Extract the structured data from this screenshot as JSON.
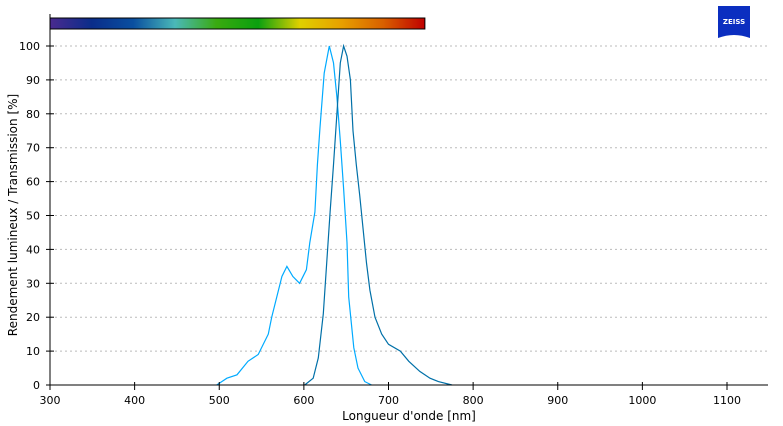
{
  "brand": {
    "logo_text": "ZEISS",
    "color": "#0b2ec0"
  },
  "chart_data": {
    "type": "line",
    "title": "",
    "xlabel": "Longueur d'onde [nm]",
    "ylabel": "Rendement lumineux / Transmission [%]",
    "xlim": [
      300,
      1150
    ],
    "ylim": [
      0,
      100
    ],
    "x_ticks": [
      300,
      400,
      500,
      600,
      700,
      800,
      900,
      1000,
      1100
    ],
    "y_ticks": [
      0,
      10,
      20,
      30,
      40,
      50,
      60,
      70,
      80,
      90,
      100
    ],
    "grid": "horizontal dotted",
    "spectrum_bar": {
      "range_nm": [
        300,
        743
      ],
      "colors": [
        "#4a2a8f",
        "#0a2d8a",
        "#0a4fa0",
        "#4ab8b8",
        "#3aaa10",
        "#0aa010",
        "#e0d000",
        "#e8a000",
        "#d86000",
        "#c00000"
      ]
    },
    "series": [
      {
        "color": "#00aaff",
        "x": [
          497,
          509,
          521,
          534,
          546,
          558,
          562,
          568,
          574,
          580,
          587,
          595,
          603,
          607,
          613,
          616,
          619,
          624,
          630,
          635,
          639,
          643,
          647,
          651,
          653,
          659,
          664,
          672,
          680
        ],
        "y": [
          0,
          2,
          3,
          7,
          9,
          15,
          20,
          26,
          32,
          35,
          32,
          30,
          34,
          42,
          51,
          65,
          76,
          92,
          100,
          95,
          85,
          72,
          58,
          42,
          26,
          11,
          5,
          1,
          0
        ]
      },
      {
        "color": "#0070a8",
        "x": [
          601,
          611,
          617,
          623,
          627,
          631,
          635,
          639,
          643,
          647,
          651,
          655,
          658,
          662,
          666,
          670,
          674,
          678,
          684,
          692,
          700,
          714,
          724,
          737,
          749,
          759,
          775
        ],
        "y": [
          0,
          2,
          8,
          21,
          36,
          51,
          65,
          80,
          95,
          100,
          97,
          90,
          75,
          65,
          56,
          46,
          36,
          28,
          20,
          15,
          12,
          10,
          7,
          4,
          2,
          1,
          0
        ]
      }
    ]
  }
}
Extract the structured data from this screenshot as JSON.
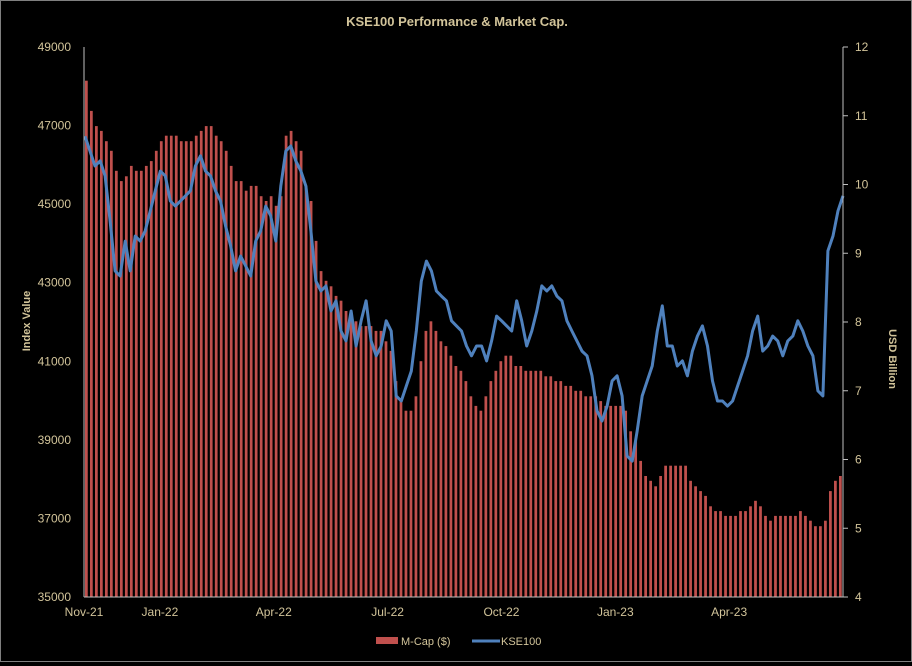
{
  "chart_data": {
    "type": "bar+line",
    "title": "KSE100 Performance & Market Cap.",
    "ylabel": "Index Value",
    "y2label": "USD Billion",
    "ylim": [
      35000,
      49000
    ],
    "y2lim": [
      4,
      12
    ],
    "yticks": [
      "35000",
      "37000",
      "39000",
      "41000",
      "43000",
      "45000",
      "47000",
      "49000"
    ],
    "y2ticks": [
      "4",
      "5",
      "6",
      "7",
      "8",
      "9",
      "10",
      "11",
      "12"
    ],
    "xticks": [
      "Nov-21",
      "Jan-22",
      "Apr-22",
      "Jul-22",
      "Oct-22",
      "Jan-23",
      "Apr-23"
    ],
    "x_start": "2021-11-01",
    "x_end": "2023-06-30",
    "grid": false,
    "legend_position": "bottom",
    "colors": {
      "mcap": "#c0504d",
      "kse": "#4f81bd",
      "text": "#d2c49a"
    },
    "series": [
      {
        "name": "M-Cap ($)",
        "axis": "right",
        "type": "bar",
        "values": [
          11.51,
          11.07,
          10.85,
          10.78,
          10.63,
          10.49,
          10.2,
          10.05,
          10.12,
          10.27,
          10.2,
          10.2,
          10.27,
          10.34,
          10.49,
          10.63,
          10.71,
          10.71,
          10.71,
          10.63,
          10.63,
          10.63,
          10.71,
          10.78,
          10.85,
          10.85,
          10.71,
          10.63,
          10.49,
          10.27,
          10.05,
          10.05,
          9.91,
          9.98,
          9.98,
          9.83,
          9.76,
          9.83,
          9.69,
          9.83,
          10.71,
          10.78,
          10.63,
          10.49,
          9.98,
          9.76,
          9.18,
          8.74,
          8.6,
          8.52,
          8.38,
          8.31,
          8.16,
          8.09,
          8.01,
          7.94,
          7.94,
          7.94,
          7.87,
          7.87,
          7.72,
          7.58,
          7.14,
          6.85,
          6.71,
          6.71,
          6.92,
          7.43,
          7.87,
          8.01,
          7.87,
          7.72,
          7.65,
          7.51,
          7.36,
          7.29,
          7.14,
          6.92,
          6.78,
          6.71,
          6.92,
          7.14,
          7.29,
          7.43,
          7.51,
          7.51,
          7.36,
          7.36,
          7.29,
          7.29,
          7.29,
          7.29,
          7.21,
          7.21,
          7.14,
          7.14,
          7.07,
          7.07,
          7.0,
          7.0,
          6.92,
          6.92,
          6.92,
          6.85,
          6.78,
          6.78,
          6.78,
          6.78,
          6.71,
          6.41,
          6.27,
          5.98,
          5.76,
          5.69,
          5.61,
          5.76,
          5.91,
          5.91,
          5.91,
          5.91,
          5.91,
          5.69,
          5.61,
          5.54,
          5.47,
          5.32,
          5.25,
          5.25,
          5.18,
          5.18,
          5.18,
          5.25,
          5.25,
          5.32,
          5.4,
          5.32,
          5.18,
          5.11,
          5.18,
          5.18,
          5.18,
          5.18,
          5.18,
          5.25,
          5.18,
          5.11,
          5.03,
          5.03,
          5.11,
          5.54,
          5.69,
          5.76
        ]
      },
      {
        "name": "KSE100",
        "axis": "left",
        "type": "line",
        "values": [
          46730,
          46350,
          45970,
          46100,
          45720,
          44570,
          43300,
          43170,
          44060,
          43300,
          44190,
          44060,
          44320,
          44830,
          45340,
          45840,
          45720,
          45080,
          44950,
          45080,
          45210,
          45340,
          45970,
          46230,
          45840,
          45720,
          45340,
          45080,
          44440,
          43940,
          43300,
          43680,
          43430,
          43170,
          44060,
          44320,
          44950,
          44700,
          44060,
          45460,
          46350,
          46480,
          46100,
          45840,
          45460,
          44320,
          43040,
          42790,
          42920,
          42280,
          42540,
          41770,
          41520,
          42280,
          41390,
          42030,
          42540,
          41520,
          41140,
          41390,
          42030,
          41770,
          40120,
          39990,
          40370,
          40750,
          41770,
          43040,
          43550,
          43300,
          42790,
          42660,
          42540,
          42030,
          41900,
          41770,
          41390,
          41140,
          41390,
          41390,
          41010,
          41520,
          42150,
          42030,
          41900,
          41770,
          42540,
          42030,
          41390,
          41770,
          42280,
          42920,
          42790,
          42920,
          42660,
          42540,
          42030,
          41770,
          41520,
          41260,
          41140,
          40630,
          39740,
          39480,
          39860,
          40500,
          40630,
          40120,
          38590,
          38460,
          39230,
          40120,
          40500,
          40880,
          41770,
          42410,
          41390,
          41390,
          40880,
          41010,
          40630,
          41260,
          41640,
          41900,
          41390,
          40500,
          39990,
          39990,
          39860,
          39990,
          40370,
          40750,
          41140,
          41770,
          42150,
          41260,
          41390,
          41640,
          41520,
          41140,
          41520,
          41640,
          42030,
          41770,
          41390,
          41140,
          40250,
          40120,
          43810,
          44190,
          44830,
          45210
        ]
      }
    ]
  }
}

• _Task instructions_: Transcribe all of the material exactly, leaving out whatever pictures it contains.

• _Answer to the task_:
Extract the structured data from this screenshot as JSON.
{
  "brand": {
    "logo_text": "ZEISS",
    "color": "#0b2ec0"
  },
  "chart_data": {
    "type": "line",
    "title": "",
    "xlabel": "Longueur d'onde [nm]",
    "ylabel": "Rendement lumineux / Transmission [%]",
    "xlim": [
      300,
      1150
    ],
    "ylim": [
      0,
      100
    ],
    "x_ticks": [
      300,
      400,
      500,
      600,
      700,
      800,
      900,
      1000,
      1100
    ],
    "y_ticks": [
      0,
      10,
      20,
      30,
      40,
      50,
      60,
      70,
      80,
      90,
      100
    ],
    "grid": "horizontal dotted",
    "spectrum_bar": {
      "range_nm": [
        300,
        743
      ],
      "colors": [
        "#4a2a8f",
        "#0a2d8a",
        "#0a4fa0",
        "#4ab8b8",
        "#3aaa10",
        "#0aa010",
        "#e0d000",
        "#e8a000",
        "#d86000",
        "#c00000"
      ]
    },
    "series": [
      {
        "color": "#00aaff",
        "x": [
          497,
          509,
          521,
          534,
          546,
          558,
          562,
          568,
          574,
          580,
          587,
          595,
          603,
          607,
          613,
          616,
          619,
          624,
          630,
          635,
          639,
          643,
          647,
          651,
          653,
          659,
          664,
          672,
          680
        ],
        "y": [
          0,
          2,
          3,
          7,
          9,
          15,
          20,
          26,
          32,
          35,
          32,
          30,
          34,
          42,
          51,
          65,
          76,
          92,
          100,
          95,
          85,
          72,
          58,
          42,
          26,
          11,
          5,
          1,
          0
        ]
      },
      {
        "color": "#0070a8",
        "x": [
          601,
          611,
          617,
          623,
          627,
          631,
          635,
          639,
          643,
          647,
          651,
          655,
          658,
          662,
          666,
          670,
          674,
          678,
          684,
          692,
          700,
          714,
          724,
          737,
          749,
          759,
          775
        ],
        "y": [
          0,
          2,
          8,
          21,
          36,
          51,
          65,
          80,
          95,
          100,
          97,
          90,
          75,
          65,
          56,
          46,
          36,
          28,
          20,
          15,
          12,
          10,
          7,
          4,
          2,
          1,
          0
        ]
      }
    ]
  }
}
Extract the structured data from this screenshot as JSON.
{
  "chart_data": {
    "type": "bar+line",
    "title": "KSE100 Performance & Market Cap.",
    "ylabel": "Index Value",
    "y2label": "USD Billion",
    "ylim": [
      35000,
      49000
    ],
    "y2lim": [
      4,
      12
    ],
    "yticks": [
      "35000",
      "37000",
      "39000",
      "41000",
      "43000",
      "45000",
      "47000",
      "49000"
    ],
    "y2ticks": [
      "4",
      "5",
      "6",
      "7",
      "8",
      "9",
      "10",
      "11",
      "12"
    ],
    "xticks": [
      "Nov-21",
      "Jan-22",
      "Apr-22",
      "Jul-22",
      "Oct-22",
      "Jan-23",
      "Apr-23"
    ],
    "x_start": "2021-11-01",
    "x_end": "2023-06-30",
    "grid": false,
    "legend_position": "bottom",
    "colors": {
      "mcap": "#c0504d",
      "kse": "#4f81bd",
      "text": "#d2c49a"
    },
    "series": [
      {
        "name": "M-Cap ($)",
        "axis": "right",
        "type": "bar",
        "values": [
          11.51,
          11.07,
          10.85,
          10.78,
          10.63,
          10.49,
          10.2,
          10.05,
          10.12,
          10.27,
          10.2,
          10.2,
          10.27,
          10.34,
          10.49,
          10.63,
          10.71,
          10.71,
          10.71,
          10.63,
          10.63,
          10.63,
          10.71,
          10.78,
          10.85,
          10.85,
          10.71,
          10.63,
          10.49,
          10.27,
          10.05,
          10.05,
          9.91,
          9.98,
          9.98,
          9.83,
          9.76,
          9.83,
          9.69,
          9.83,
          10.71,
          10.78,
          10.63,
          10.49,
          9.98,
          9.76,
          9.18,
          8.74,
          8.6,
          8.52,
          8.38,
          8.31,
          8.16,
          8.09,
          8.01,
          7.94,
          7.94,
          7.94,
          7.87,
          7.87,
          7.72,
          7.58,
          7.14,
          6.85,
          6.71,
          6.71,
          6.92,
          7.43,
          7.87,
          8.01,
          7.87,
          7.72,
          7.65,
          7.51,
          7.36,
          7.29,
          7.14,
          6.92,
          6.78,
          6.71,
          6.92,
          7.14,
          7.29,
          7.43,
          7.51,
          7.51,
          7.36,
          7.36,
          7.29,
          7.29,
          7.29,
          7.29,
          7.21,
          7.21,
          7.14,
          7.14,
          7.07,
          7.07,
          7.0,
          7.0,
          6.92,
          6.92,
          6.92,
          6.85,
          6.78,
          6.78,
          6.78,
          6.78,
          6.71,
          6.41,
          6.27,
          5.98,
          5.76,
          5.69,
          5.61,
          5.76,
          5.91,
          5.91,
          5.91,
          5.91,
          5.91,
          5.69,
          5.61,
          5.54,
          5.47,
          5.32,
          5.25,
          5.25,
          5.18,
          5.18,
          5.18,
          5.25,
          5.25,
          5.32,
          5.4,
          5.32,
          5.18,
          5.11,
          5.18,
          5.18,
          5.18,
          5.18,
          5.18,
          5.25,
          5.18,
          5.11,
          5.03,
          5.03,
          5.11,
          5.54,
          5.69,
          5.76
        ]
      },
      {
        "name": "KSE100",
        "axis": "left",
        "type": "line",
        "values": [
          46730,
          46350,
          45970,
          46100,
          45720,
          44570,
          43300,
          43170,
          44060,
          43300,
          44190,
          44060,
          44320,
          44830,
          45340,
          45840,
          45720,
          45080,
          44950,
          45080,
          45210,
          45340,
          45970,
          46230,
          45840,
          45720,
          45340,
          45080,
          44440,
          43940,
          43300,
          43680,
          43430,
          43170,
          44060,
          44320,
          44950,
          44700,
          44060,
          45460,
          46350,
          46480,
          46100,
          45840,
          45460,
          44320,
          43040,
          42790,
          42920,
          42280,
          42540,
          41770,
          41520,
          42280,
          41390,
          42030,
          42540,
          41520,
          41140,
          41390,
          42030,
          41770,
          40120,
          39990,
          40370,
          40750,
          41770,
          43040,
          43550,
          43300,
          42790,
          42660,
          42540,
          42030,
          41900,
          41770,
          41390,
          41140,
          41390,
          41390,
          41010,
          41520,
          42150,
          42030,
          41900,
          41770,
          42540,
          42030,
          41390,
          41770,
          42280,
          42920,
          42790,
          42920,
          42660,
          42540,
          42030,
          41770,
          41520,
          41260,
          41140,
          40630,
          39740,
          39480,
          39860,
          40500,
          40630,
          40120,
          38590,
          38460,
          39230,
          40120,
          40500,
          40880,
          41770,
          42410,
          41390,
          41390,
          40880,
          41010,
          40630,
          41260,
          41640,
          41900,
          41390,
          40500,
          39990,
          39990,
          39860,
          39990,
          40370,
          40750,
          41140,
          41770,
          42150,
          41260,
          41390,
          41640,
          41520,
          41140,
          41520,
          41640,
          42030,
          41770,
          41390,
          41140,
          40250,
          40120,
          43810,
          44190,
          44830,
          45210
        ]
      }
    ]
  }
}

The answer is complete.